[START]

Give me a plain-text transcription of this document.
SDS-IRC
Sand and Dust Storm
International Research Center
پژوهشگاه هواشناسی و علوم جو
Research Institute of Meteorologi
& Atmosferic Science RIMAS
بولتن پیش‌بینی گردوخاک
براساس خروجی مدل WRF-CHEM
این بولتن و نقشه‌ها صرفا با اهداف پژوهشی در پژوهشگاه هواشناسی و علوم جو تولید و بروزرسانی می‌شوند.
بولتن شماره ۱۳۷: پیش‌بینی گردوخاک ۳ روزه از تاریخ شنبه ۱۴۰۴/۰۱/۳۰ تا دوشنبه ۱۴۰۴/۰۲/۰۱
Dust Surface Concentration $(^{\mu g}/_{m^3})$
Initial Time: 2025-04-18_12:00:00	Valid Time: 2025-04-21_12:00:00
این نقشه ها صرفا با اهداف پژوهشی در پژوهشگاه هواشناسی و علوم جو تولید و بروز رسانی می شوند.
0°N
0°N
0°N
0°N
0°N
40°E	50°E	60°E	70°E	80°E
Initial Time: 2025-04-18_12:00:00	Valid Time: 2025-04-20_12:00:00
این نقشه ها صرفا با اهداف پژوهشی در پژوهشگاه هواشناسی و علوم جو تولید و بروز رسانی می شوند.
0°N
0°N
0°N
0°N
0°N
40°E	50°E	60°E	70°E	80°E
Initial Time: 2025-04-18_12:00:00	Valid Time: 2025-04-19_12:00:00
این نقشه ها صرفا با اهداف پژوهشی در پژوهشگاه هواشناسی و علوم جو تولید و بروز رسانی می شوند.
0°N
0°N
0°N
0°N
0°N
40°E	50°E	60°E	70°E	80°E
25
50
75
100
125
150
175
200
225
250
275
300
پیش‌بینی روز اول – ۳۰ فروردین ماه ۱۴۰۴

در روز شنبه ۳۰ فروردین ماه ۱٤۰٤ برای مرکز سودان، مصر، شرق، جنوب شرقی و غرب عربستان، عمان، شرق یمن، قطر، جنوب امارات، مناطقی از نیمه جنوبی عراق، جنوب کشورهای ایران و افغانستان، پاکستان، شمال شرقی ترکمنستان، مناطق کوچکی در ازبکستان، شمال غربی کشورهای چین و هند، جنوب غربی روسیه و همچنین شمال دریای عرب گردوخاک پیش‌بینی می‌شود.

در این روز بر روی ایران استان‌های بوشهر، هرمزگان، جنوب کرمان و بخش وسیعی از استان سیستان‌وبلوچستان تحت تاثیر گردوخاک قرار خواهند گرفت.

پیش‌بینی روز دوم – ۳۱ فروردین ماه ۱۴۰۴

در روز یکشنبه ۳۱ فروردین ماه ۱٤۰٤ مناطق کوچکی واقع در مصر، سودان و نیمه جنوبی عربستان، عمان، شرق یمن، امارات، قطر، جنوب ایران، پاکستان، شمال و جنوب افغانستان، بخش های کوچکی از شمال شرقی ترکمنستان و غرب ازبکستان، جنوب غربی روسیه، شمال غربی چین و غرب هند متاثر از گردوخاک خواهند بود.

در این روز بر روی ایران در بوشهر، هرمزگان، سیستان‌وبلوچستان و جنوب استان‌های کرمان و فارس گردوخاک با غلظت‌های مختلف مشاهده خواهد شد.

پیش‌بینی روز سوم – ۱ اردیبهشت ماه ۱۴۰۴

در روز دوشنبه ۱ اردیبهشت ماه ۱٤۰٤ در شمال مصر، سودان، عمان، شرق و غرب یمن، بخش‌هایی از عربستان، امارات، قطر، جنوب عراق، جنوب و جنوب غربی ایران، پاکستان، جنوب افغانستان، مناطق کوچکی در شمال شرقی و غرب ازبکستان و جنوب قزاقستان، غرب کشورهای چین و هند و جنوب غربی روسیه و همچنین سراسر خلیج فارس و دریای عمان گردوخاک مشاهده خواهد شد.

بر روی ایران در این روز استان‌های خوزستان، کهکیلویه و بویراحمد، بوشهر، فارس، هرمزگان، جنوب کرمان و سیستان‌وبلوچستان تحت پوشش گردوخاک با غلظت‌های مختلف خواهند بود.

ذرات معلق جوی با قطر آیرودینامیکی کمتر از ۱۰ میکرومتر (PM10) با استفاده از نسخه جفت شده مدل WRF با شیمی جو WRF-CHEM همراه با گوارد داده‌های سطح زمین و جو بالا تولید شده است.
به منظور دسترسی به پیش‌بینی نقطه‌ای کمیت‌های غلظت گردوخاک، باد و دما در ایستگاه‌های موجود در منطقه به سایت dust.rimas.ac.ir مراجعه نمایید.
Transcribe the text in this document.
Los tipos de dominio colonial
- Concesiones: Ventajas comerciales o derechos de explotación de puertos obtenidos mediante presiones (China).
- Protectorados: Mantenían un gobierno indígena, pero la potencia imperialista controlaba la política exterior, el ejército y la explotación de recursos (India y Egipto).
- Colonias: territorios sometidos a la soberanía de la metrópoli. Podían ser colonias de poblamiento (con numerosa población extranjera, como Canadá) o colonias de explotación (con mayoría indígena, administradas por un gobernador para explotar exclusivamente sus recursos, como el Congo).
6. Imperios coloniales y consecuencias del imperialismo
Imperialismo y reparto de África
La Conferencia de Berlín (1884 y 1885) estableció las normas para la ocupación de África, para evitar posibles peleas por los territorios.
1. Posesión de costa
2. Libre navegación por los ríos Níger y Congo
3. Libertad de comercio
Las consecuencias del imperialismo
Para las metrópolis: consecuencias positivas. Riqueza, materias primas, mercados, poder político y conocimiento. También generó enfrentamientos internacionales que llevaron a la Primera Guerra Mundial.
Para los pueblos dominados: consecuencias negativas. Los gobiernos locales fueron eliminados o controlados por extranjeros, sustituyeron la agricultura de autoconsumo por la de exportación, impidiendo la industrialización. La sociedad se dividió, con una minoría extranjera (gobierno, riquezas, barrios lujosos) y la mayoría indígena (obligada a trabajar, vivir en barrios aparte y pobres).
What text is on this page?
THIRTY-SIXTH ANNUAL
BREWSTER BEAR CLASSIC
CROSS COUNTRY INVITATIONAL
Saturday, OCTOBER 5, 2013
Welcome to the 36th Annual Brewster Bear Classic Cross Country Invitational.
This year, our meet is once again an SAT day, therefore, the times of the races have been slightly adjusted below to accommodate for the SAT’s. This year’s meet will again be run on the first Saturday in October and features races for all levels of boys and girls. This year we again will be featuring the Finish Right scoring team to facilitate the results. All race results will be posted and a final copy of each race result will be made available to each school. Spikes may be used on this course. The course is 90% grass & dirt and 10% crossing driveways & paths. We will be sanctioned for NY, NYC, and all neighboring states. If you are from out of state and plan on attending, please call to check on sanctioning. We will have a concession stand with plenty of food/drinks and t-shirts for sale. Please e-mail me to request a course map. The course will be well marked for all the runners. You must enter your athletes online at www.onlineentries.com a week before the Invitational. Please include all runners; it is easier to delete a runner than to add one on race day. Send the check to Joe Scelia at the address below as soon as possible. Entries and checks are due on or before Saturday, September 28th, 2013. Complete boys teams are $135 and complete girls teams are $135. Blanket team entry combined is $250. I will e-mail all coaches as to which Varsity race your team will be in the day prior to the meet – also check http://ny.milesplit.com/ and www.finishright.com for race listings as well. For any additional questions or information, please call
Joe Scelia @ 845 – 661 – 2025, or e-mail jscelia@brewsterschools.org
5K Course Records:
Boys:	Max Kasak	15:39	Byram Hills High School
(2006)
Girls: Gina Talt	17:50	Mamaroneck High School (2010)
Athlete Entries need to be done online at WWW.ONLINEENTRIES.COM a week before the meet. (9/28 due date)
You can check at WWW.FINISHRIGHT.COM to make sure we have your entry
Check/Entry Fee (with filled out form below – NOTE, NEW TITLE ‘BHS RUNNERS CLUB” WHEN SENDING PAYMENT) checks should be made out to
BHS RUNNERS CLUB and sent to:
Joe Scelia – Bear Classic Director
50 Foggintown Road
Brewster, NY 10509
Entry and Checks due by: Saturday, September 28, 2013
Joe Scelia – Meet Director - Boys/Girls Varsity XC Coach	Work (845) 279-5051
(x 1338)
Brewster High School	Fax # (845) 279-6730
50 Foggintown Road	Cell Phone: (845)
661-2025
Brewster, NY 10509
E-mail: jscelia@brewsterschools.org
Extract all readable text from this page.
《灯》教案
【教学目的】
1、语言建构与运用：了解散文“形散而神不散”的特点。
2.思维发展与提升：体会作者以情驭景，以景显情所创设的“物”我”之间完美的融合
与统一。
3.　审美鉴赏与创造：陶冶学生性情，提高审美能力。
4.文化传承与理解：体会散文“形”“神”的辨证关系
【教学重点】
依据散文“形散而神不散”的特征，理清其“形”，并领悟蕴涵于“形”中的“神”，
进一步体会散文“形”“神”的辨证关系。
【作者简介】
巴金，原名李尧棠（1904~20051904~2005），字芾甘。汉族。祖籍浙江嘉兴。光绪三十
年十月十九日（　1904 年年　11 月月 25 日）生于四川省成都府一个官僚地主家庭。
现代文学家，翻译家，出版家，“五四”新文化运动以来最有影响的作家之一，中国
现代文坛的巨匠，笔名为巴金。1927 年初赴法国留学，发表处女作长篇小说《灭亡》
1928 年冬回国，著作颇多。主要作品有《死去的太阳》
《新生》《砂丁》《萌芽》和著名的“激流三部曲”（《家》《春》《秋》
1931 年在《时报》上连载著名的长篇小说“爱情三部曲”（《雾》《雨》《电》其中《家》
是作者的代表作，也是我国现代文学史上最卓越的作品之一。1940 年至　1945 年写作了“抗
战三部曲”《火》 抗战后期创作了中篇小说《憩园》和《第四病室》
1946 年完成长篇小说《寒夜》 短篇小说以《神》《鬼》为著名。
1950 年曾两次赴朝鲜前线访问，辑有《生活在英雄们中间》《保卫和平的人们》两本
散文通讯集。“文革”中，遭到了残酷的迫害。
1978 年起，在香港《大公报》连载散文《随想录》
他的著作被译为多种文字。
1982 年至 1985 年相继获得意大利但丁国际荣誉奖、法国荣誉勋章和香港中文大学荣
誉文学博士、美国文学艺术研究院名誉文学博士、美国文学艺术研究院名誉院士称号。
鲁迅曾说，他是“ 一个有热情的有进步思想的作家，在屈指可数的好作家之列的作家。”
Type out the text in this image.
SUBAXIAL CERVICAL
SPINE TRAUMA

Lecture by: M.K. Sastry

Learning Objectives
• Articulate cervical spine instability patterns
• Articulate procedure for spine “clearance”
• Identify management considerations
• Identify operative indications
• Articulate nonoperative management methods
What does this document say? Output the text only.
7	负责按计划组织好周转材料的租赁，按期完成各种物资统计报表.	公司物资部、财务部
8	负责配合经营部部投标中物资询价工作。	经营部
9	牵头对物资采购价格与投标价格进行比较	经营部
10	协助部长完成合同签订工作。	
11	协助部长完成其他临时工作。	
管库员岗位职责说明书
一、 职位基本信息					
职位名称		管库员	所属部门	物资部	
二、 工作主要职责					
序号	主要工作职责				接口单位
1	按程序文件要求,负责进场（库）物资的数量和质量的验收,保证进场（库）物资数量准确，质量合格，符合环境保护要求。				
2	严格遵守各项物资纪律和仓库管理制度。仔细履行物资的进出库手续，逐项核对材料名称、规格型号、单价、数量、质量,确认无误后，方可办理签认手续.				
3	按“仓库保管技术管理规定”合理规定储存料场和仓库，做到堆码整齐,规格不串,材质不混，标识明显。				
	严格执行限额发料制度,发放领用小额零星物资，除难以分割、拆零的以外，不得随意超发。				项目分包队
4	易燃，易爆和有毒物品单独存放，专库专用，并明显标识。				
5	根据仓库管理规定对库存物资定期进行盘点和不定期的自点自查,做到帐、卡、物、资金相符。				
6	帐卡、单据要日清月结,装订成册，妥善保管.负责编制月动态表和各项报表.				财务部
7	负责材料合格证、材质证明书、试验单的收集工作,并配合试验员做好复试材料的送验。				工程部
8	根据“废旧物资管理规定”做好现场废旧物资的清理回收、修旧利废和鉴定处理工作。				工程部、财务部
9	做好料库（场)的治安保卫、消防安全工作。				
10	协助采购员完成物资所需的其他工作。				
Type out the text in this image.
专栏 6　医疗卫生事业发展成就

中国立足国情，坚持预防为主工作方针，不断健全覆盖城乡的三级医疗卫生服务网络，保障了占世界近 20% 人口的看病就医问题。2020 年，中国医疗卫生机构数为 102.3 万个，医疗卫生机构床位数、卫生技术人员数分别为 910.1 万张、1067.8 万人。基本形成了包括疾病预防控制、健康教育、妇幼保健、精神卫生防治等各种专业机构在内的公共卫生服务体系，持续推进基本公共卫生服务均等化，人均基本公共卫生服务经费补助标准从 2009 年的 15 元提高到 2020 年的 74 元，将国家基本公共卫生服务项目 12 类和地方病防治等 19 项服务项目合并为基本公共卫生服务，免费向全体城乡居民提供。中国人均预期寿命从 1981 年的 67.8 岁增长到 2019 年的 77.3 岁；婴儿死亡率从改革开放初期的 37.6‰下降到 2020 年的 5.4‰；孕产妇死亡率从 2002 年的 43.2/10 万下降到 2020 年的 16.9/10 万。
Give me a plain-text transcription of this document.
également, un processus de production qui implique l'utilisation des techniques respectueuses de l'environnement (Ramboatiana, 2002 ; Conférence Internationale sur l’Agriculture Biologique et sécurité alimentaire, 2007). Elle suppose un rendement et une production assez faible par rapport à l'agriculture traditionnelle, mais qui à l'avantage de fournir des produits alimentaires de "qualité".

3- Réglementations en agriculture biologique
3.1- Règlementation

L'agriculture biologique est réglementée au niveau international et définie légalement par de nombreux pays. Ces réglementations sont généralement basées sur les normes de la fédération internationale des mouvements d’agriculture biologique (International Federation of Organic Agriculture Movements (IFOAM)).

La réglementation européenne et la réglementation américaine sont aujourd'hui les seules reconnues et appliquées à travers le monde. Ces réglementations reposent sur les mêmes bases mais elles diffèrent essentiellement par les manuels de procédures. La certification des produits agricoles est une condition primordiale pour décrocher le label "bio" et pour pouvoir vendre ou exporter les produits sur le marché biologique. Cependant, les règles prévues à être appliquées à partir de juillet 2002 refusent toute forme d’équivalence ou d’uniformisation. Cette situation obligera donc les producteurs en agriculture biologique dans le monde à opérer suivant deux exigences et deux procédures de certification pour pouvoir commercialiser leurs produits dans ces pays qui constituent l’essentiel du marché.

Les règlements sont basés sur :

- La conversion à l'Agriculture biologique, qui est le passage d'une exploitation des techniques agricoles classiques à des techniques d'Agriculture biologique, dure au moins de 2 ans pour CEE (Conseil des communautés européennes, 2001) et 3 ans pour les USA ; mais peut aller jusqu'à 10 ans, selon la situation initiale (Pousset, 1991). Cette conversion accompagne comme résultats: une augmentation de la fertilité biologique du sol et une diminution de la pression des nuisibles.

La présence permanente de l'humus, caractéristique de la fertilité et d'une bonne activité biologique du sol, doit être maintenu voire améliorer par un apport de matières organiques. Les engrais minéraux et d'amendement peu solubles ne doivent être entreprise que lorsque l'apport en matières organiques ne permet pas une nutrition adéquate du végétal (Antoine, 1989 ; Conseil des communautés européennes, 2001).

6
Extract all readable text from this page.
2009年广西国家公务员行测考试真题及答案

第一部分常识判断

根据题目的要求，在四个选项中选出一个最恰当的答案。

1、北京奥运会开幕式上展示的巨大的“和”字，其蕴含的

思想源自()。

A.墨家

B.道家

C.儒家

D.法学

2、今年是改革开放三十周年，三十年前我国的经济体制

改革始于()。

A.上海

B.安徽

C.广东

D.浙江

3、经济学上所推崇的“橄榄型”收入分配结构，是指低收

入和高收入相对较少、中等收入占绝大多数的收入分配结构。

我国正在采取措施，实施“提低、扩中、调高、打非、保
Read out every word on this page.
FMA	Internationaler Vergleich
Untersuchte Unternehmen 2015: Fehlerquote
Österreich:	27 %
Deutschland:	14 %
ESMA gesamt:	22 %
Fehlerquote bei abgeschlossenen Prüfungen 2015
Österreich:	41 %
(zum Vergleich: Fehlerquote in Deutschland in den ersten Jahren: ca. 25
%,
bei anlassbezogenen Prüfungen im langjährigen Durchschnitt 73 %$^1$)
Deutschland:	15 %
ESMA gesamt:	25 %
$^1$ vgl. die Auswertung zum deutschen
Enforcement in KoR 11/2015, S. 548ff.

[END]

▶ [Work to complete]:
Show all lines from the data above in which the word "What" appears.

▶ [Output of the task]:
What text is on this page?
What does this document say? Output the text only.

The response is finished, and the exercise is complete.